WRITTEN EXERCISE: Locate all lines with the word "verze". Copy them.

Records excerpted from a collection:

═══

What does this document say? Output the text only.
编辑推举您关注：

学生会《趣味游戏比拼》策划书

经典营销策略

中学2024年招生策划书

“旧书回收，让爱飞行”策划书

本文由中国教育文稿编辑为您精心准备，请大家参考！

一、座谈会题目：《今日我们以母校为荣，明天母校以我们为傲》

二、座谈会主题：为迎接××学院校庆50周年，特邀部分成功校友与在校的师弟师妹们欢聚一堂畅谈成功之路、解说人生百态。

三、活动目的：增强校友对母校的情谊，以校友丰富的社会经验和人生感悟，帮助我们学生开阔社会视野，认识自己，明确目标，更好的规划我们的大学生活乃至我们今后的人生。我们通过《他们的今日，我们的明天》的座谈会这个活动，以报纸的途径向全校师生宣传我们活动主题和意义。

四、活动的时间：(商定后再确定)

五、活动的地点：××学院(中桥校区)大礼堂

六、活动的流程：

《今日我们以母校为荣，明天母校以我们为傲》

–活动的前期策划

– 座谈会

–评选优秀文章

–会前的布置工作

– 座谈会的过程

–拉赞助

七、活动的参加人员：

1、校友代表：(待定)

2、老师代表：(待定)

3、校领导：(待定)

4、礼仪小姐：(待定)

═══

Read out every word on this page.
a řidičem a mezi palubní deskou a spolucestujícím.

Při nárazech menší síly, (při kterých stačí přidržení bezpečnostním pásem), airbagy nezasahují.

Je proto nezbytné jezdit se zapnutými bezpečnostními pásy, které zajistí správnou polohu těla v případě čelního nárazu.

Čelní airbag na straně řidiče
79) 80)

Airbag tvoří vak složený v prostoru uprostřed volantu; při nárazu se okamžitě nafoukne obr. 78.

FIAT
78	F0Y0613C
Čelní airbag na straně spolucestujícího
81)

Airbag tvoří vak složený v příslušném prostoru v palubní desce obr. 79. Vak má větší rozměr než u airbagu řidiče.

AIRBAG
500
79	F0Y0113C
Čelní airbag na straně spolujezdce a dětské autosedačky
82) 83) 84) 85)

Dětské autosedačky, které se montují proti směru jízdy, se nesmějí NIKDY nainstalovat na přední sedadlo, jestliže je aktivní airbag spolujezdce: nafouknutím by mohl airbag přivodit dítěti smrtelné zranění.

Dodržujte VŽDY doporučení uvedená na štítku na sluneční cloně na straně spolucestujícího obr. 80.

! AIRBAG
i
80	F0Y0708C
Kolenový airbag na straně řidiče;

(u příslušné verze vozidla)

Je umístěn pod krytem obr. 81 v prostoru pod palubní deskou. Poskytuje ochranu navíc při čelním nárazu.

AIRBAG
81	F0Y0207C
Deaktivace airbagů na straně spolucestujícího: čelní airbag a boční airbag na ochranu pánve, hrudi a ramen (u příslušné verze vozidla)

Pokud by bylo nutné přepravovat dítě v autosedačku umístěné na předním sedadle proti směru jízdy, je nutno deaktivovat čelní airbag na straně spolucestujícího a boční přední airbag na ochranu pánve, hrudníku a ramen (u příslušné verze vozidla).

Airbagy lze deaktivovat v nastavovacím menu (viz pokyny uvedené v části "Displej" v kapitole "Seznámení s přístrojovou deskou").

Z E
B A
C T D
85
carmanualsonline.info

═══

FULL OUTPUT:
(u příslušné verze vozidla)
Deaktivace airbagů na straně spolucestujícího: čelní airbag a boční airbag na ochranu pánve, hrudi a ramen (u příslušné verze vozidla)
Pokud by bylo nutné přepravovat dítě v autosedačku umístěné na předním sedadle proti směru jízdy, je nutno deaktivovat čelní airbag na straně spolucestujícího a boční přední airbag na ochranu pánve, hrudníku a ramen (u příslušné verze vozidla).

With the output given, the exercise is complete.